Goal: Give the data below again exactly as it stands. Omit the pictures.

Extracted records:
━━━━━━━━━━━━━━━━

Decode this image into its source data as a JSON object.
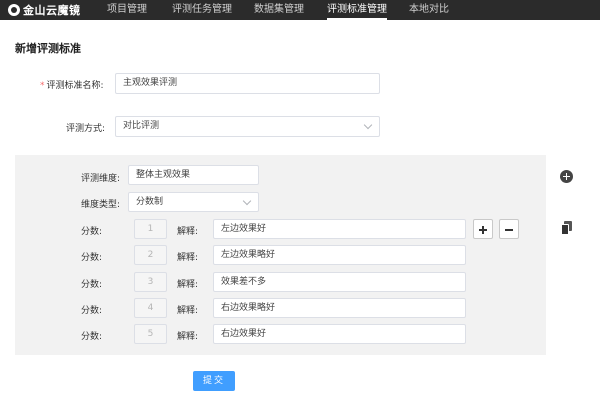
{
  "header": {
    "logo_text": "金山云魔镜",
    "nav": [
      "项目管理",
      "评测任务管理",
      "数据集管理",
      "评测标准管理",
      "本地对比"
    ],
    "active_index": 3
  },
  "page": {
    "title": "新增评测标准"
  },
  "form": {
    "name_label": "评测标准名称:",
    "name_value": "主观效果评测",
    "method_label": "评测方式:",
    "method_value": "对比评测"
  },
  "dimension": {
    "dim_label": "评测维度:",
    "dim_value": "整体主观效果",
    "type_label": "维度类型:",
    "type_value": "分数制",
    "score_label": "分数:",
    "explain_label": "解释:",
    "rows": [
      {
        "score": "1",
        "explain": "左边效果好"
      },
      {
        "score": "2",
        "explain": "左边效果略好"
      },
      {
        "score": "3",
        "explain": "效果差不多"
      },
      {
        "score": "4",
        "explain": "右边效果略好"
      },
      {
        "score": "5",
        "explain": "右边效果好"
      }
    ]
  },
  "actions": {
    "submit_label": "提交"
  },
  "colors": {
    "topbar": "#2b2b2b",
    "primary": "#409eff",
    "panel": "#f2f2f2",
    "required": "#f56c6c"
  }
}
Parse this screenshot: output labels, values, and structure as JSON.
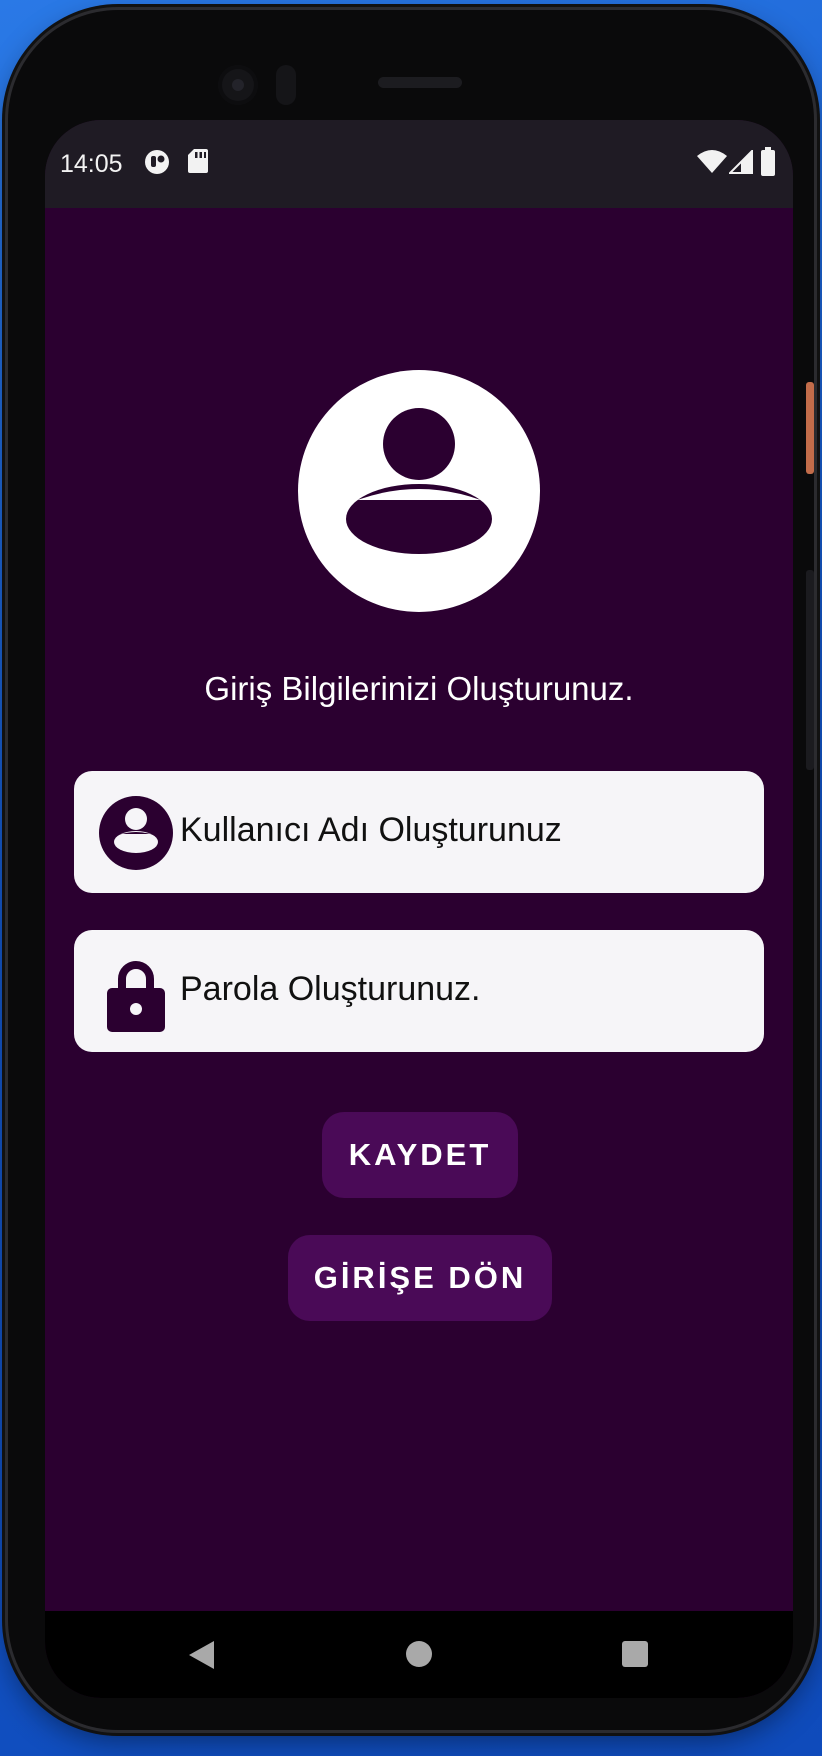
{
  "status_bar": {
    "time": "14:05",
    "icons": [
      "app-notification-icon",
      "sd-card-icon",
      "wifi-icon",
      "cell-signal-icon",
      "battery-icon"
    ]
  },
  "screen": {
    "avatar_icon": "account-circle-icon",
    "heading": "Giriş Bilgilerinizi Oluşturunuz.",
    "username_field": {
      "icon": "account-circle-icon",
      "placeholder": "Kullanıcı Adı Oluşturunuz"
    },
    "password_field": {
      "icon": "lock-icon",
      "placeholder": "Parola Oluşturunuz."
    },
    "save_button": "KAYDET",
    "back_to_login_button": "GİRİŞE DÖN"
  },
  "nav_bar": {
    "icons": [
      "back-icon",
      "home-icon",
      "recents-icon"
    ]
  },
  "colors": {
    "app_background": "#2b0030",
    "button_background": "#4a0a57",
    "field_background": "#f6f5f8",
    "icon_color": "#2b0030",
    "status_bar": "#1f1b24",
    "nav_bar": "#000000"
  }
}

━━━━━━━━━━━━━━━━

Output of the task:
Decode this image into its source data as a JSON object.
{
  "header": {
    "logo_text": "金山云魔镜",
    "nav": [
      "项目管理",
      "评测任务管理",
      "数据集管理",
      "评测标准管理",
      "本地对比"
    ],
    "active_index": 3
  },
  "page": {
    "title": "新增评测标准"
  },
  "form": {
    "name_label": "评测标准名称:",
    "name_value": "主观效果评测",
    "method_label": "评测方式:",
    "method_value": "对比评测"
  },
  "dimension": {
    "dim_label": "评测维度:",
    "dim_value": "整体主观效果",
    "type_label": "维度类型:",
    "type_value": "分数制",
    "score_label": "分数:",
    "explain_label": "解释:",
    "rows": [
      {
        "score": "1",
        "explain": "左边效果好"
      },
      {
        "score": "2",
        "explain": "左边效果略好"
      },
      {
        "score": "3",
        "explain": "效果差不多"
      },
      {
        "score": "4",
        "explain": "右边效果略好"
      },
      {
        "score": "5",
        "explain": "右边效果好"
      }
    ]
  },
  "actions": {
    "submit_label": "提交"
  },
  "colors": {
    "topbar": "#2b2b2b",
    "primary": "#409eff",
    "panel": "#f2f2f2",
    "required": "#f56c6c"
  }
}
Parse this screenshot: output labels, values, and structure as JSON.
{
  "status_bar": {
    "time": "14:05",
    "icons": [
      "app-notification-icon",
      "sd-card-icon",
      "wifi-icon",
      "cell-signal-icon",
      "battery-icon"
    ]
  },
  "screen": {
    "avatar_icon": "account-circle-icon",
    "heading": "Giriş Bilgilerinizi Oluşturunuz.",
    "username_field": {
      "icon": "account-circle-icon",
      "placeholder": "Kullanıcı Adı Oluşturunuz"
    },
    "password_field": {
      "icon": "lock-icon",
      "placeholder": "Parola Oluşturunuz."
    },
    "save_button": "KAYDET",
    "back_to_login_button": "GİRİŞE DÖN"
  },
  "nav_bar": {
    "icons": [
      "back-icon",
      "home-icon",
      "recents-icon"
    ]
  },
  "colors": {
    "app_background": "#2b0030",
    "button_background": "#4a0a57",
    "field_background": "#f6f5f8",
    "icon_color": "#2b0030",
    "status_bar": "#1f1b24",
    "nav_bar": "#000000"
  }
}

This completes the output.